START Source records
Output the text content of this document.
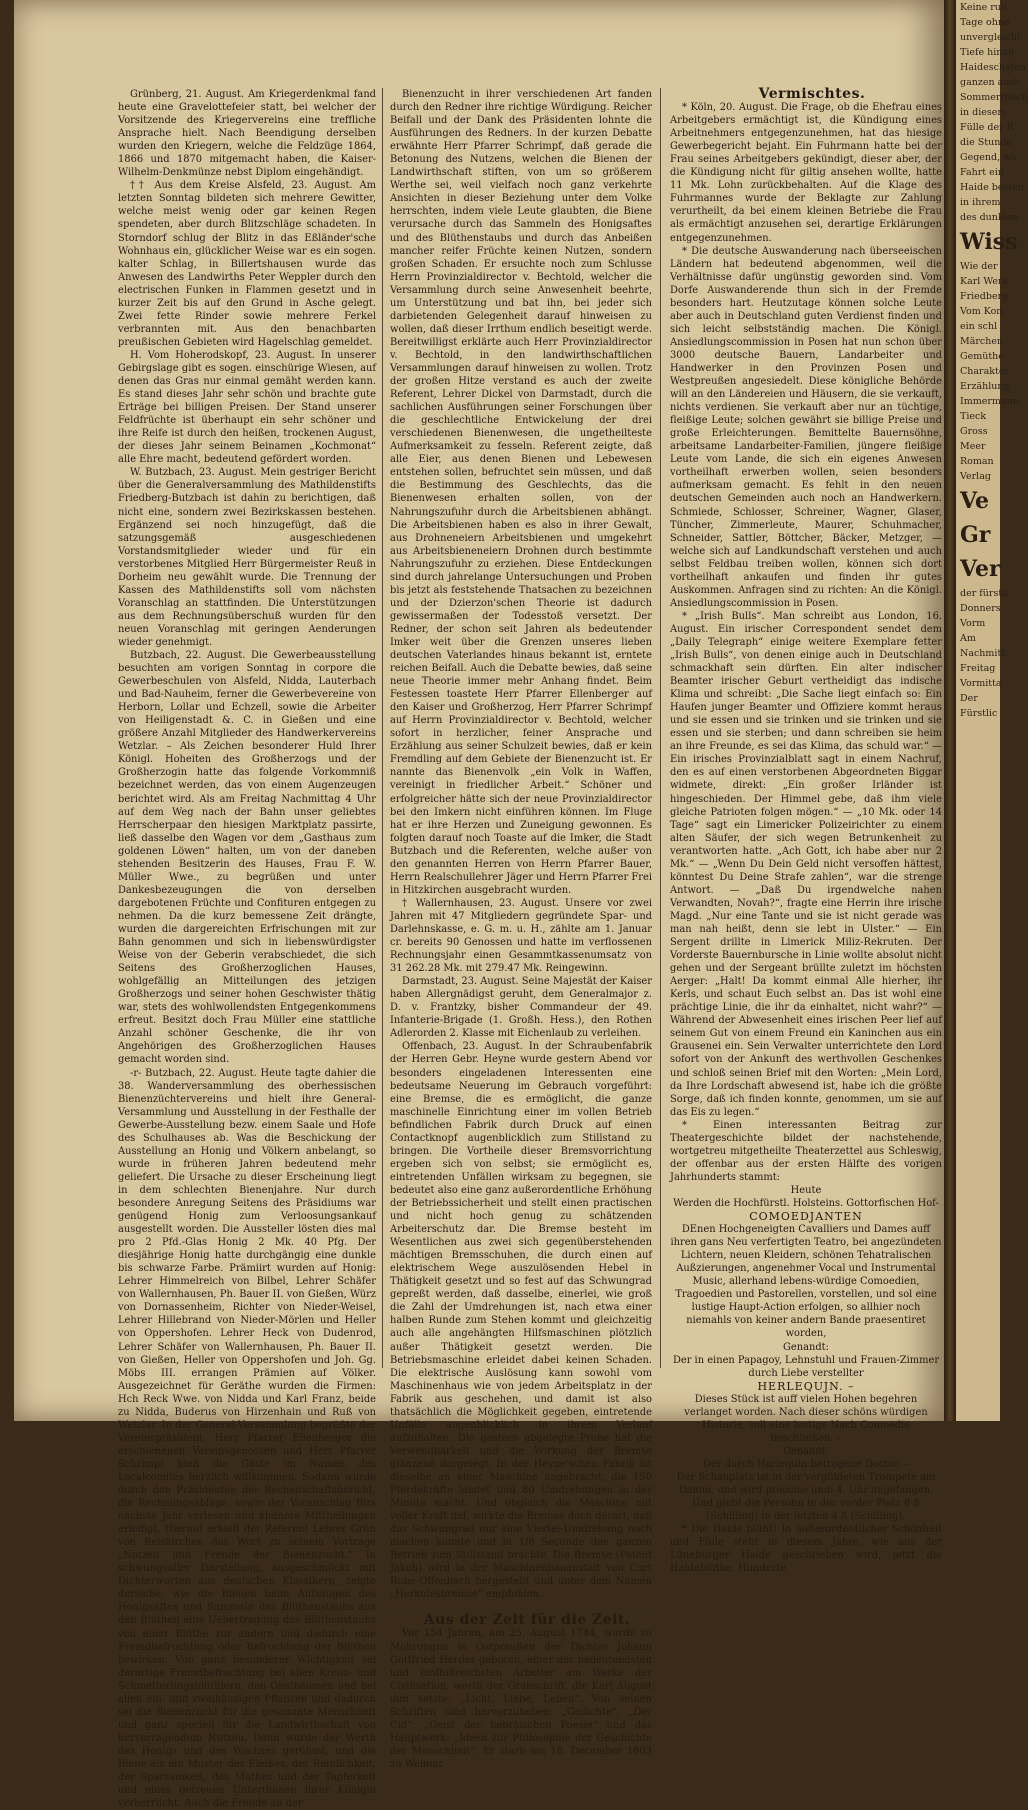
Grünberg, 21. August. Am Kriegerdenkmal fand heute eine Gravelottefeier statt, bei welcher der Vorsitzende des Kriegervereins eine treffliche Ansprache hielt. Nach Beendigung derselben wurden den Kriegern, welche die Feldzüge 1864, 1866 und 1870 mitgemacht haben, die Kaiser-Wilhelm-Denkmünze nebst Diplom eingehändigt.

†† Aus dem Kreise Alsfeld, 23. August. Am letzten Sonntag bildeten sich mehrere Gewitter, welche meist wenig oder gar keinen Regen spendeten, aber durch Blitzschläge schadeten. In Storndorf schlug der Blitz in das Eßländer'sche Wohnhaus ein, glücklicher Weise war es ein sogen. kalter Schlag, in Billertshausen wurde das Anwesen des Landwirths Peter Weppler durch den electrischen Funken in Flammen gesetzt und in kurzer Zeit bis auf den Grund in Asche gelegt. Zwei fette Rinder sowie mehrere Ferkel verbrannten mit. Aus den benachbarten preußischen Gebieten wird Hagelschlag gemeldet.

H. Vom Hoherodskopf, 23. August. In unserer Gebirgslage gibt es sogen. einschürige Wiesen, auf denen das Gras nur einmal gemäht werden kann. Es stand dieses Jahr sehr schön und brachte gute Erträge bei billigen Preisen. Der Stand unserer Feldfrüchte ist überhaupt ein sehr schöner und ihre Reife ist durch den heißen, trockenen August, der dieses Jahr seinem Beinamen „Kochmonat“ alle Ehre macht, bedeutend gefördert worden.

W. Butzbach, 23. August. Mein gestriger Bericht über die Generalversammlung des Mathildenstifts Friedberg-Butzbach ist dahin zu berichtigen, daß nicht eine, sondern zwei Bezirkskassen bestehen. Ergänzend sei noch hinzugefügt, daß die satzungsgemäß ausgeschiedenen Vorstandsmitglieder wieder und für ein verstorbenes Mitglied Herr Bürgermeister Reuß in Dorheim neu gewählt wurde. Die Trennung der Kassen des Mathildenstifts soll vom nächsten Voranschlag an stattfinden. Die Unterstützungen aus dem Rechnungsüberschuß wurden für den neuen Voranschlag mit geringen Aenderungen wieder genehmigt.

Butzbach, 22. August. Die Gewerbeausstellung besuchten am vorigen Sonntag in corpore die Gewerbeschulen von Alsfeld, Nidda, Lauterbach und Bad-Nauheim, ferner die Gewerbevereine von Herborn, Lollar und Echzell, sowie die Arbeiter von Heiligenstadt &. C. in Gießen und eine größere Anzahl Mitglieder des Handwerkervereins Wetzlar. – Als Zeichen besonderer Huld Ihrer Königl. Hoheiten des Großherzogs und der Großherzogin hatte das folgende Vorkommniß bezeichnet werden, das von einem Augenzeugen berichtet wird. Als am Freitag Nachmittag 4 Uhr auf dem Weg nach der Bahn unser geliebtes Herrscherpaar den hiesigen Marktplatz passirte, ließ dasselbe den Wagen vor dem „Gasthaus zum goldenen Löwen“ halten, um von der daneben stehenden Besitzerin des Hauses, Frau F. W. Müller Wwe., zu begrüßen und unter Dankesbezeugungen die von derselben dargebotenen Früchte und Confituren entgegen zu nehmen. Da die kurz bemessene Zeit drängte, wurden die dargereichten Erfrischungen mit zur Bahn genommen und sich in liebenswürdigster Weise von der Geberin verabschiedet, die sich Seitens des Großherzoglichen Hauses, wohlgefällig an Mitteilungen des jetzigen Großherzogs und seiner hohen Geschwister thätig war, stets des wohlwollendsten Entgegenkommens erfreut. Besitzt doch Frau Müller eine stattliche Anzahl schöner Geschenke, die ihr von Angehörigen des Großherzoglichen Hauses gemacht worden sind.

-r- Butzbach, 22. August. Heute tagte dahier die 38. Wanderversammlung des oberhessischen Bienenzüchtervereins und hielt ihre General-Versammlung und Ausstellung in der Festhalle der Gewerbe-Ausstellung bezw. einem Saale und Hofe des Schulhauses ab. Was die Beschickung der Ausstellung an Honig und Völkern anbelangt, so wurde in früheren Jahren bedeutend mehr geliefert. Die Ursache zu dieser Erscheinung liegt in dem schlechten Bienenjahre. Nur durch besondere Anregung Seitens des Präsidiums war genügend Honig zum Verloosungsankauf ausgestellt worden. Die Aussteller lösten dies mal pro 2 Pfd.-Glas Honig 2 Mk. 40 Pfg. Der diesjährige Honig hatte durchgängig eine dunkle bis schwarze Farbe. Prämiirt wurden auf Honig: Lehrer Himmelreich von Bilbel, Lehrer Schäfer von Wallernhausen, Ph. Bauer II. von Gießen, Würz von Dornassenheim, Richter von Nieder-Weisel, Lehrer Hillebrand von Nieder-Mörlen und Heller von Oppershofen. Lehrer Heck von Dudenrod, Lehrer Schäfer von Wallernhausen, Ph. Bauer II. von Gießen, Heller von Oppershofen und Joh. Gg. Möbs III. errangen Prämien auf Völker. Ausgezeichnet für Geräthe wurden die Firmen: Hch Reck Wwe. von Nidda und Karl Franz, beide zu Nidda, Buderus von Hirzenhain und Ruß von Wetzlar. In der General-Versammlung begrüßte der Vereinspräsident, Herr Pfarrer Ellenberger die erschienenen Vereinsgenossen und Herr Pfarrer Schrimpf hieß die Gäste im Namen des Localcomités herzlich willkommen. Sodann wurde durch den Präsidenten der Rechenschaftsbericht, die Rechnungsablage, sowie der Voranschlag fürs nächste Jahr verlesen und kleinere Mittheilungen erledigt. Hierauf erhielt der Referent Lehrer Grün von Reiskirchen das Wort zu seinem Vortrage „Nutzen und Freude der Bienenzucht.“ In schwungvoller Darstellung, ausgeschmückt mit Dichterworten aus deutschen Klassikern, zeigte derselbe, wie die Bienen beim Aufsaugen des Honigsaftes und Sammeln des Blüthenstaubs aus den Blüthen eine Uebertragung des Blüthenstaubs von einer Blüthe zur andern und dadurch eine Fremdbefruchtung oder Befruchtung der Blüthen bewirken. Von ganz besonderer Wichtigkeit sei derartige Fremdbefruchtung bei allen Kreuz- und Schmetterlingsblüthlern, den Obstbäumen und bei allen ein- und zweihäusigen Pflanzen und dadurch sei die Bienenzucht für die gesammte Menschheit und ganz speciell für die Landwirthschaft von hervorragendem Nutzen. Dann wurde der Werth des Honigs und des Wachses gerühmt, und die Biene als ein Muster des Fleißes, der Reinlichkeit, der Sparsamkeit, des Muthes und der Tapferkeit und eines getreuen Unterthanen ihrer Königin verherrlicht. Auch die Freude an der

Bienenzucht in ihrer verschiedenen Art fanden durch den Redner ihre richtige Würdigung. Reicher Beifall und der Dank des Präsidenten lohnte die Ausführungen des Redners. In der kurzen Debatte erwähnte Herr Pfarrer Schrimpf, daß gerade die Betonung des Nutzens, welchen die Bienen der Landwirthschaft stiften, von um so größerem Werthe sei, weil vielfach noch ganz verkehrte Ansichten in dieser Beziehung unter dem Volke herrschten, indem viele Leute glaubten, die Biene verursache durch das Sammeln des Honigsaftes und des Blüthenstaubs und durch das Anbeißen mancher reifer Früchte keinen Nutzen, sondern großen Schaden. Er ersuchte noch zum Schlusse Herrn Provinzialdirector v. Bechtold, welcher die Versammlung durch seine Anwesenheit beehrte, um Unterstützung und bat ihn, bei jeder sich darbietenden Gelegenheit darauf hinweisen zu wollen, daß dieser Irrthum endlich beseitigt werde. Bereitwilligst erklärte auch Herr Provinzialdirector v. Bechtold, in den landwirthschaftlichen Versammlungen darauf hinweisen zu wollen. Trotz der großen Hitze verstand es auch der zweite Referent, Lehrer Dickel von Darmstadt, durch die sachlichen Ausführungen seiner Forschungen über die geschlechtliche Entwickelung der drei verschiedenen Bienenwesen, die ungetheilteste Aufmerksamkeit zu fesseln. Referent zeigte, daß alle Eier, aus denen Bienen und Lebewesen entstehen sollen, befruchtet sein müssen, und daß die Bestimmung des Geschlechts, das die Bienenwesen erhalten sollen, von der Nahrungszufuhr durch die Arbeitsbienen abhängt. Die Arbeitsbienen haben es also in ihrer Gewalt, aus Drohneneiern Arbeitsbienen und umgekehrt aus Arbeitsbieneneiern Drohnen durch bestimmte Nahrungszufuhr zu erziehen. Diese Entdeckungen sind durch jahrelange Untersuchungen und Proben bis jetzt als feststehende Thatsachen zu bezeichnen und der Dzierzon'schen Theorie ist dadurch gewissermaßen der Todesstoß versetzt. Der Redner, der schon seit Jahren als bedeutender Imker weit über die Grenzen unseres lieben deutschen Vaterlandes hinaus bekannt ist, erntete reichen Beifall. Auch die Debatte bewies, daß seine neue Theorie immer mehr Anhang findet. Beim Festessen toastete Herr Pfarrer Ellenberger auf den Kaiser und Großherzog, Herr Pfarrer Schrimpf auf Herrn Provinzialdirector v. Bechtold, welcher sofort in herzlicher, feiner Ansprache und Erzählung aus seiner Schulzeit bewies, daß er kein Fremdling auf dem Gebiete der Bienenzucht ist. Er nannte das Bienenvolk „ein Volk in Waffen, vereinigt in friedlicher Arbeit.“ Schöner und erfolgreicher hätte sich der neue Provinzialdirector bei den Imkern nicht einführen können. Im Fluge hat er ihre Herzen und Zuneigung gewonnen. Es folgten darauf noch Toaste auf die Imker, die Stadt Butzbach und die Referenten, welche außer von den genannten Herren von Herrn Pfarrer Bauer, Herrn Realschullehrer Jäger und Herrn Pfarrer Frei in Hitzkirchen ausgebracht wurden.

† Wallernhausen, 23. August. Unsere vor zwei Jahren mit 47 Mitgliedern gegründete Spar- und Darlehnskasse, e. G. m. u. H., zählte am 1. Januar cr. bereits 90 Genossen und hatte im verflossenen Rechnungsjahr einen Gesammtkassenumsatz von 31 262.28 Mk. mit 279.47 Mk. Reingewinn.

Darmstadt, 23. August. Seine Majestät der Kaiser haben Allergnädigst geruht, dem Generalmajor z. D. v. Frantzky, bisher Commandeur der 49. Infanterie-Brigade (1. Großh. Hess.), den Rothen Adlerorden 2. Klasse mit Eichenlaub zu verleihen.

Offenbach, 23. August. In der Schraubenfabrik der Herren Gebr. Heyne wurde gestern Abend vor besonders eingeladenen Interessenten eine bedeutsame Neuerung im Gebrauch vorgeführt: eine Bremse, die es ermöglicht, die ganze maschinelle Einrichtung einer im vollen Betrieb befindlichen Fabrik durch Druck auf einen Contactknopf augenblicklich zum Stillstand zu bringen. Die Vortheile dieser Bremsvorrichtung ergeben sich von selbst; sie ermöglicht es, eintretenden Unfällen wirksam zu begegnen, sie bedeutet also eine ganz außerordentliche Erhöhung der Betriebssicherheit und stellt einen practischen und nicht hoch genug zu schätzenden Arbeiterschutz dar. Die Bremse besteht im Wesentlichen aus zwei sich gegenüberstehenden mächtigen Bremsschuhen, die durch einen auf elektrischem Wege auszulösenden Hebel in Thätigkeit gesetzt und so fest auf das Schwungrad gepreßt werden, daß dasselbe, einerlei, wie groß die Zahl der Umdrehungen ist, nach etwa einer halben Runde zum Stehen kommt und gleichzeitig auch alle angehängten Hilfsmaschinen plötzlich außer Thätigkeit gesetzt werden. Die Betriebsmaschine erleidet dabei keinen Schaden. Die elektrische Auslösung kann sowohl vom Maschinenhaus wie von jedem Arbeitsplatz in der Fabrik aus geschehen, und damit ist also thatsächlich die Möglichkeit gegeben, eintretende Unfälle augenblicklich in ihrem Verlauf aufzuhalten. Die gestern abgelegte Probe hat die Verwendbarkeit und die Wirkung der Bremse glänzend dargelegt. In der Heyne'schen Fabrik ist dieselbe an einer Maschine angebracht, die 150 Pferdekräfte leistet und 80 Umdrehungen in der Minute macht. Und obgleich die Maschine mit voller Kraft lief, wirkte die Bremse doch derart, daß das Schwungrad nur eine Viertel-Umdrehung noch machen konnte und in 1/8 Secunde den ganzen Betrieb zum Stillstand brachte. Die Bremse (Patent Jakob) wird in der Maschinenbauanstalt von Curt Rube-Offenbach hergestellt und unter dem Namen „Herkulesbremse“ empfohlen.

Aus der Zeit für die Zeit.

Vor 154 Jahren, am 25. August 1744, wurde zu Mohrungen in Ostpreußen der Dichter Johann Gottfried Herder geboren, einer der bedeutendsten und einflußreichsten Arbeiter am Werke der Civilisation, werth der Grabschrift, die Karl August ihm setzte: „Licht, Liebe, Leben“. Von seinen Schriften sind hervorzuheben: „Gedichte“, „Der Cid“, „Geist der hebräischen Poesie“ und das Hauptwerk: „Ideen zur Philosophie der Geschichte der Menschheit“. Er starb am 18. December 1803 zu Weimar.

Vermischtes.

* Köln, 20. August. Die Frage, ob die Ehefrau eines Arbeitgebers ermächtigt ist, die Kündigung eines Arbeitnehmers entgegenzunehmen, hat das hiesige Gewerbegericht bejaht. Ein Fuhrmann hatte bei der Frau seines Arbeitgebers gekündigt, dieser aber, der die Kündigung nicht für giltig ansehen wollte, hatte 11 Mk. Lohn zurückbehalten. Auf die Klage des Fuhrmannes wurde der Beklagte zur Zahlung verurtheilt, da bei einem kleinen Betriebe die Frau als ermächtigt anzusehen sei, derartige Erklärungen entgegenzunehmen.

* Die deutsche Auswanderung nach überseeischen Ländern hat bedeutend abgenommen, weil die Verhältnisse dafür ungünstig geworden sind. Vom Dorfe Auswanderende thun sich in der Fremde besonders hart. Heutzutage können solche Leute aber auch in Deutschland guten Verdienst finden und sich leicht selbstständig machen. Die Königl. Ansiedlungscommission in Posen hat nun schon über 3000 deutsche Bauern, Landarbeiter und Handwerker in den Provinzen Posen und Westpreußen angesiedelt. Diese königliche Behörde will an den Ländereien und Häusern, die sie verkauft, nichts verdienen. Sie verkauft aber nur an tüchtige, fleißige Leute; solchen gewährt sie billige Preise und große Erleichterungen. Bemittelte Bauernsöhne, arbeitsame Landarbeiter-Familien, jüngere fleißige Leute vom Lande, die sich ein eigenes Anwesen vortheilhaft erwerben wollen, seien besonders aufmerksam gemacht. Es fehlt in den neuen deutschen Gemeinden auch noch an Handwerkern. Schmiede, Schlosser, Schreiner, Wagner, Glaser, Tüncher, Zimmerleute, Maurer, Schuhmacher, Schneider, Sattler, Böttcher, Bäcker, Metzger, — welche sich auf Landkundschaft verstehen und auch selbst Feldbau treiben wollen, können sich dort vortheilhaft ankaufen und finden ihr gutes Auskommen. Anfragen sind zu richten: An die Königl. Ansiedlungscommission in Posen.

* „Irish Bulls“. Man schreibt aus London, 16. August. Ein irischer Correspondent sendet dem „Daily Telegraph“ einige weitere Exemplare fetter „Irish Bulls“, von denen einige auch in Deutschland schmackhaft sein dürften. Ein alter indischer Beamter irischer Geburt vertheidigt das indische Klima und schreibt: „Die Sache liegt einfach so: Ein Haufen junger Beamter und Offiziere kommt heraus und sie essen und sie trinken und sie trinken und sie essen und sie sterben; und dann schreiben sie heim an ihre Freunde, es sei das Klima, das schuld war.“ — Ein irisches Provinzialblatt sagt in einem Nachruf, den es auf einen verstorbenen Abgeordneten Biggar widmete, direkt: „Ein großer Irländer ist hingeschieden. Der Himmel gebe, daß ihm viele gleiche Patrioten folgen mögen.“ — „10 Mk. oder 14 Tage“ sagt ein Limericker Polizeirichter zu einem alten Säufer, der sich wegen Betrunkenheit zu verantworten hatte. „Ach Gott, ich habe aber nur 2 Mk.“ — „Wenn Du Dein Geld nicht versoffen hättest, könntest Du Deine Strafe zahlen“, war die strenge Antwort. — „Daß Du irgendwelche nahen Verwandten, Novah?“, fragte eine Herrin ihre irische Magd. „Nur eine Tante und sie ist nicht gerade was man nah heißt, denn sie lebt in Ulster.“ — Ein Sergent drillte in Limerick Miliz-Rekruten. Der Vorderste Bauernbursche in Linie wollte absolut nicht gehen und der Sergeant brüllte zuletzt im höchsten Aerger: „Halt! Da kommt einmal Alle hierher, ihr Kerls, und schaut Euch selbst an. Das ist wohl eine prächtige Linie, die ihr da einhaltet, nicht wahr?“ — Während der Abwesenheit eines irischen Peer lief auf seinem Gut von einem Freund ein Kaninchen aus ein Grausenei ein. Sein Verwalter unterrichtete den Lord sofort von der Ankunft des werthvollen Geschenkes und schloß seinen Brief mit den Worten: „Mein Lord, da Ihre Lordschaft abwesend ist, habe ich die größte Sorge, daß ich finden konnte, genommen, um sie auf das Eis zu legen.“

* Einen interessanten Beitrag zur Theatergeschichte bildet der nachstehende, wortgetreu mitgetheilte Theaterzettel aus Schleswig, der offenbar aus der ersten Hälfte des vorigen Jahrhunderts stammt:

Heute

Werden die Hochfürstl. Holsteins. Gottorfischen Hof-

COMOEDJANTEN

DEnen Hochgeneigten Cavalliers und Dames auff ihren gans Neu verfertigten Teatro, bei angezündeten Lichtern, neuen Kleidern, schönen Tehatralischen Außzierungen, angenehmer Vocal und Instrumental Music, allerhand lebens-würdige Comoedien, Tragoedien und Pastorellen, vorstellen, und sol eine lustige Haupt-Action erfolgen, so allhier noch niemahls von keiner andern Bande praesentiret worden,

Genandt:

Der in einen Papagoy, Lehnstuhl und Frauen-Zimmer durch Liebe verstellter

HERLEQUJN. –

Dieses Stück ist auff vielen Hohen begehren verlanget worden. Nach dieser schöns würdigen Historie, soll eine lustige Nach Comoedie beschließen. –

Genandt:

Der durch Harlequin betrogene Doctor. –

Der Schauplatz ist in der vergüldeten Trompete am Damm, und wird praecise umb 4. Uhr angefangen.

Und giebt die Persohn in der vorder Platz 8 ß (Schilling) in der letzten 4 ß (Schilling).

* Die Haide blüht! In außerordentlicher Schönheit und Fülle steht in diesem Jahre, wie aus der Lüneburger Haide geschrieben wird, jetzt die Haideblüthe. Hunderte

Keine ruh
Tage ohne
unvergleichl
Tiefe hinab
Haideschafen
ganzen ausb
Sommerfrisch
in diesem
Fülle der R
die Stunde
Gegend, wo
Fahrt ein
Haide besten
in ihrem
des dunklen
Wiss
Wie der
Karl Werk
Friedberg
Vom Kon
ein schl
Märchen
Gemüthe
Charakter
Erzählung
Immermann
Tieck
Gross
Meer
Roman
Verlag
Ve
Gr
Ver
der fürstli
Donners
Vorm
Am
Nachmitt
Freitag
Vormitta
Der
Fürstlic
END Source records
START Source records
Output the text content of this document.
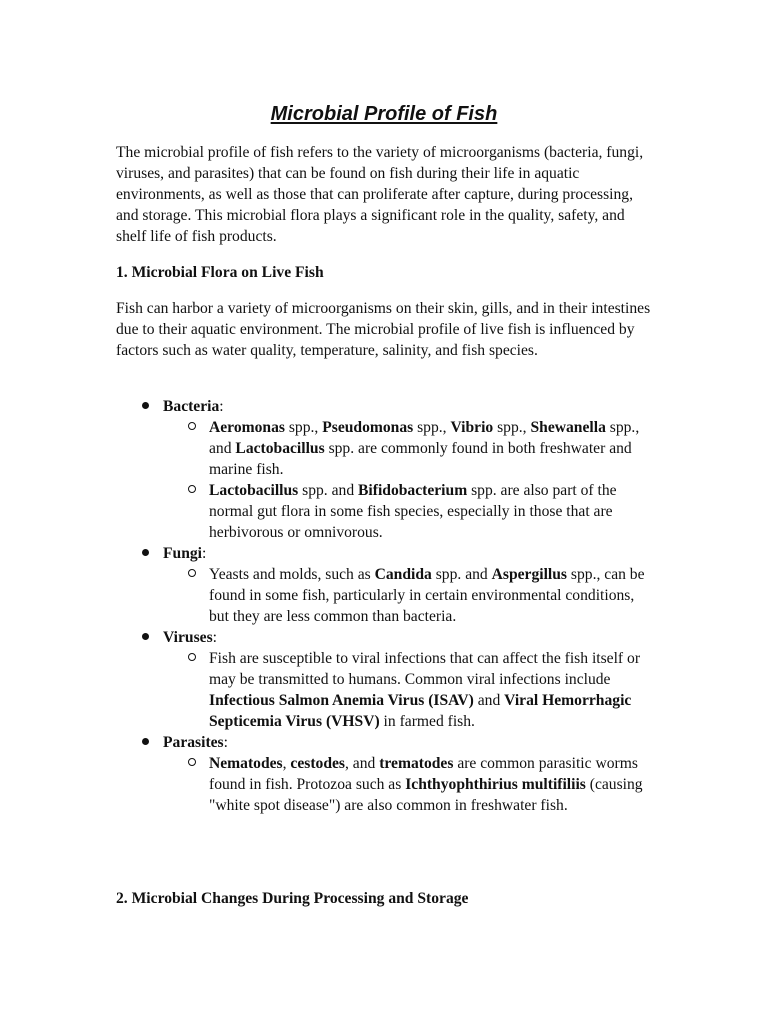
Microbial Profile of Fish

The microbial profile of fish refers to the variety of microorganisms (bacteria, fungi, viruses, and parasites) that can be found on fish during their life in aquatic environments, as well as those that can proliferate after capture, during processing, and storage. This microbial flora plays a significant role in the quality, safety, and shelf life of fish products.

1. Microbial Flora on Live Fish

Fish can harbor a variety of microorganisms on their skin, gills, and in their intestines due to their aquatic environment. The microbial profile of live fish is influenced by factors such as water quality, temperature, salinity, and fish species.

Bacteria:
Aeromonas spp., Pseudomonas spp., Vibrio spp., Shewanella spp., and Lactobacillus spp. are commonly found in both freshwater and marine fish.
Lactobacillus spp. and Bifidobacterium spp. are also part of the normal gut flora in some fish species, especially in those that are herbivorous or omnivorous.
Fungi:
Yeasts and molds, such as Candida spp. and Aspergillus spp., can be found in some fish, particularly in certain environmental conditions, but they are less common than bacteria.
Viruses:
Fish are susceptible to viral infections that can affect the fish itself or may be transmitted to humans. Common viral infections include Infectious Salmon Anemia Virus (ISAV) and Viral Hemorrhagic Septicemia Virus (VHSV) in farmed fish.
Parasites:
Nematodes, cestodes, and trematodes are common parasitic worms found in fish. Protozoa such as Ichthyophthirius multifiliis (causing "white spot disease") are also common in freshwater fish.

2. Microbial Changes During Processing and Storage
END Source records
How to complete this task:
Where a line above contains the string "Lactobacillus", copy that line.

Answer box:
Aeromonas spp., Pseudomonas spp., Vibrio spp., Shewanella spp., and Lactobacillus spp. are commonly found in both freshwater and marine fish.
Lactobacillus spp. and Bifidobacterium spp. are also part of the normal gut flora in some fish species, especially in those that are herbivorous or omnivorous.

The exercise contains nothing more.